Written task
Copy out each line featuring the string "محمد" from the entries beneath.

Data for this task
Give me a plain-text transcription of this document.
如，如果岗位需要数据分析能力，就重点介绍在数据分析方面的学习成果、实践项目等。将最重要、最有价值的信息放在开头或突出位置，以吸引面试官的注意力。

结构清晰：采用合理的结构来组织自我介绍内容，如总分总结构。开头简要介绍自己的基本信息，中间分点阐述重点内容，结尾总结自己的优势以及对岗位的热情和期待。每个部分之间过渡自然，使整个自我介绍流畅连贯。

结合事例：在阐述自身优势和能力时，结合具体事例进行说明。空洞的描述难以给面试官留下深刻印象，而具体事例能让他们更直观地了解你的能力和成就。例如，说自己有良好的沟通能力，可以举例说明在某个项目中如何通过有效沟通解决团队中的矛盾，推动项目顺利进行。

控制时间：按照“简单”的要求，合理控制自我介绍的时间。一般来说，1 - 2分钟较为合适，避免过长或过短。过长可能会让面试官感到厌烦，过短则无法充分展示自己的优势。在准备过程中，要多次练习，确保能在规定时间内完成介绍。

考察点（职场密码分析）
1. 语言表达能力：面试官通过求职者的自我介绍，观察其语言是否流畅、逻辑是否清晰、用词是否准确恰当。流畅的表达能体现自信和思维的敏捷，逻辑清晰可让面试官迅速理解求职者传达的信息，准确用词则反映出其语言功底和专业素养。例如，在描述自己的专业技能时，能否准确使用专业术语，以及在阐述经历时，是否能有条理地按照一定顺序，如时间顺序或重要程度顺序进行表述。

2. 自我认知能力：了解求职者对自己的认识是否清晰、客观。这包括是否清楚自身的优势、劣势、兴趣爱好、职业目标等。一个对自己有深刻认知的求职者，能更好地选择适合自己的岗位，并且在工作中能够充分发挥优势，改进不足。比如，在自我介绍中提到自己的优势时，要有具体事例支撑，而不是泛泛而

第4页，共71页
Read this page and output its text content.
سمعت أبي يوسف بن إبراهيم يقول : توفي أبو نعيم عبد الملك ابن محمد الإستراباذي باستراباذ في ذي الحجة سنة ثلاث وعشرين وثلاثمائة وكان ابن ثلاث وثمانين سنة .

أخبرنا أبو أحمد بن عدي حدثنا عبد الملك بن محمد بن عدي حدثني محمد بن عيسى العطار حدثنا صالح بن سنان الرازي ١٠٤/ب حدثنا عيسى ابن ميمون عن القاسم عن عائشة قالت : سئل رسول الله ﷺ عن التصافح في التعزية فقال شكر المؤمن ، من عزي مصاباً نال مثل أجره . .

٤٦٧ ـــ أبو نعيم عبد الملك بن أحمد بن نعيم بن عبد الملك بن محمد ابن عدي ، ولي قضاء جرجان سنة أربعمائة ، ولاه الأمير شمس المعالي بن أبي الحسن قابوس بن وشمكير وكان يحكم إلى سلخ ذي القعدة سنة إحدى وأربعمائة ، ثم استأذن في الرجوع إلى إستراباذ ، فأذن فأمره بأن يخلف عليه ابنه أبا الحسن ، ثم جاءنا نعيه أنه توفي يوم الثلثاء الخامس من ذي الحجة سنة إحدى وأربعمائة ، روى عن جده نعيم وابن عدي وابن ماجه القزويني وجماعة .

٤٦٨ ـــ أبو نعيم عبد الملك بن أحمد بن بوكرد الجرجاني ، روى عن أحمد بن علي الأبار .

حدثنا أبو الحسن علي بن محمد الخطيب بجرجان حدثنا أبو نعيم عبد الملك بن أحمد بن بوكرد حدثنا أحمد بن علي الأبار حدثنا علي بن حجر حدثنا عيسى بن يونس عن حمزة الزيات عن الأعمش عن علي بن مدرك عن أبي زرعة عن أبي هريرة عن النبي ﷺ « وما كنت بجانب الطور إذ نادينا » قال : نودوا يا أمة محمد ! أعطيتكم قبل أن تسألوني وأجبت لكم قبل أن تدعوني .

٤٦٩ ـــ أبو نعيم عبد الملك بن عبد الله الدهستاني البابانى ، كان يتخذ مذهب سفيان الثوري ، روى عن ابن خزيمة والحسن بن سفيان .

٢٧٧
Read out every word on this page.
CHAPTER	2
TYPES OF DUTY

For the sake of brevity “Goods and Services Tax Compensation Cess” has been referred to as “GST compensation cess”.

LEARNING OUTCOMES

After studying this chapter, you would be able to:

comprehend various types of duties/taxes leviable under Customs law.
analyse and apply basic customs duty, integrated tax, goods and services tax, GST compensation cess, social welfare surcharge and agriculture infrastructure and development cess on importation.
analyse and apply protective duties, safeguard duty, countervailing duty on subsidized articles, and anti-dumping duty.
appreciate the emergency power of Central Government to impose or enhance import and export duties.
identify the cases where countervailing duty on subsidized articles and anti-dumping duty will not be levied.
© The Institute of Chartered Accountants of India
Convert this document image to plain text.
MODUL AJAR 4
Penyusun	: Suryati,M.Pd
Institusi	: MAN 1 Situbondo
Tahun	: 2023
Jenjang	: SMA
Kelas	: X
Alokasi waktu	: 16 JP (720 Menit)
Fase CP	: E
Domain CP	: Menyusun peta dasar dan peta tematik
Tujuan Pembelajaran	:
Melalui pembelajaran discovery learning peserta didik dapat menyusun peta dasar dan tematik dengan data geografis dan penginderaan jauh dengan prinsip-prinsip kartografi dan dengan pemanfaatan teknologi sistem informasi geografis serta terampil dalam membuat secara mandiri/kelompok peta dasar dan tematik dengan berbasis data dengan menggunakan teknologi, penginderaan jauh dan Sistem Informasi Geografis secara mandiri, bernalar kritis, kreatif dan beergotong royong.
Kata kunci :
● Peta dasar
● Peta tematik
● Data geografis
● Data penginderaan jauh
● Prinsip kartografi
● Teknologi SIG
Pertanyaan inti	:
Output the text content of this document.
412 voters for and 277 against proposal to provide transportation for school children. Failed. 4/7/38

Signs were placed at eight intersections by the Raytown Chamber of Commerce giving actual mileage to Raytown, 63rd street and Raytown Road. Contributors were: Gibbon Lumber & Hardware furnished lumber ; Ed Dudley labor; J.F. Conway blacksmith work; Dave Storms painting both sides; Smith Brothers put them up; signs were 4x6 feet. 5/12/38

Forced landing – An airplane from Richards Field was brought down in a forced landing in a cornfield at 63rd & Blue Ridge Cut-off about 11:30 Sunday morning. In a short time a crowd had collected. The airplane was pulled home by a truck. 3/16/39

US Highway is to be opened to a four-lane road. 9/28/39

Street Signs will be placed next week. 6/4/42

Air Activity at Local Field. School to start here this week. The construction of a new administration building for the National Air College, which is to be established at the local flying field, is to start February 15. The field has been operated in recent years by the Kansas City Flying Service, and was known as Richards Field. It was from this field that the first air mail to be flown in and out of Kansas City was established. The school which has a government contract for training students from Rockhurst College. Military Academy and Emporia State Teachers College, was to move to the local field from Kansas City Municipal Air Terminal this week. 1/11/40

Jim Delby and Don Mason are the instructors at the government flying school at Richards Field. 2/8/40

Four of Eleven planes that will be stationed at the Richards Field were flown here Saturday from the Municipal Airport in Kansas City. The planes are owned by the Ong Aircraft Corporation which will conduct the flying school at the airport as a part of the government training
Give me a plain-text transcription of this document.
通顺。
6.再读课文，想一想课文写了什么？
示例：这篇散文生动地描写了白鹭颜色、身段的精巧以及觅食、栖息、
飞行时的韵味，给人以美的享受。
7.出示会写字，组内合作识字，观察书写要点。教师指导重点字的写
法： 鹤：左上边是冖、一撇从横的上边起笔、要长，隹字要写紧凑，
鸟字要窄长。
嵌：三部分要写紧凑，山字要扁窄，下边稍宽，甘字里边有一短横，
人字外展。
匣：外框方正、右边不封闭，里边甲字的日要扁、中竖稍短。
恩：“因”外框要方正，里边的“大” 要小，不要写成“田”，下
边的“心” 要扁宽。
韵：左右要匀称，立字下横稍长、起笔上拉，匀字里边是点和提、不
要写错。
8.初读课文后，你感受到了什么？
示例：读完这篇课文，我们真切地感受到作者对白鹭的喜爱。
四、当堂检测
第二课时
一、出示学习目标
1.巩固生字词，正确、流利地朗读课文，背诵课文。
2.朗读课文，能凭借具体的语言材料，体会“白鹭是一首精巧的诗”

Task solution
سمعت أبي يوسف بن إبراهيم يقول : توفي أبو نعيم عبد الملك ابن محمد الإستراباذي باستراباذ في ذي الحجة سنة ثلاث وعشرين وثلاثمائة وكان ابن ثلاث وثمانين سنة .
أخبرنا أبو أحمد بن عدي حدثنا عبد الملك بن محمد بن عدي حدثني محمد بن عيسى العطار حدثنا صالح بن سنان الرازي ١٠٤/ب حدثنا عيسى ابن ميمون عن القاسم عن عائشة قالت : سئل رسول الله ﷺ عن التصافح في التعزية فقال شكر المؤمن ، من عزي مصاباً نال مثل أجره . .
٤٦٧ ـــ أبو نعيم عبد الملك بن أحمد بن نعيم بن عبد الملك بن محمد ابن عدي ، ولي قضاء جرجان سنة أربعمائة ، ولاه الأمير شمس المعالي بن أبي الحسن قابوس بن وشمكير وكان يحكم إلى سلخ ذي القعدة سنة إحدى وأربعمائة ، ثم استأذن في الرجوع إلى إستراباذ ، فأذن فأمره بأن يخلف عليه ابنه أبا الحسن ، ثم جاءنا نعيه أنه توفي يوم الثلثاء الخامس من ذي الحجة سنة إحدى وأربعمائة ، روى عن جده نعيم وابن عدي وابن ماجه القزويني وجماعة .
حدثنا أبو الحسن علي بن محمد الخطيب بجرجان حدثنا أبو نعيم عبد الملك بن أحمد بن بوكرد حدثنا أحمد بن علي الأبار حدثنا علي بن حجر حدثنا عيسى بن يونس عن حمزة الزيات عن الأعمش عن علي بن مدرك عن أبي زرعة عن أبي هريرة عن النبي ﷺ « وما كنت بجانب الطور إذ نادينا » قال : نودوا يا أمة محمد ! أعطيتكم قبل أن تسألوني وأجبت لكم قبل أن تدعوني .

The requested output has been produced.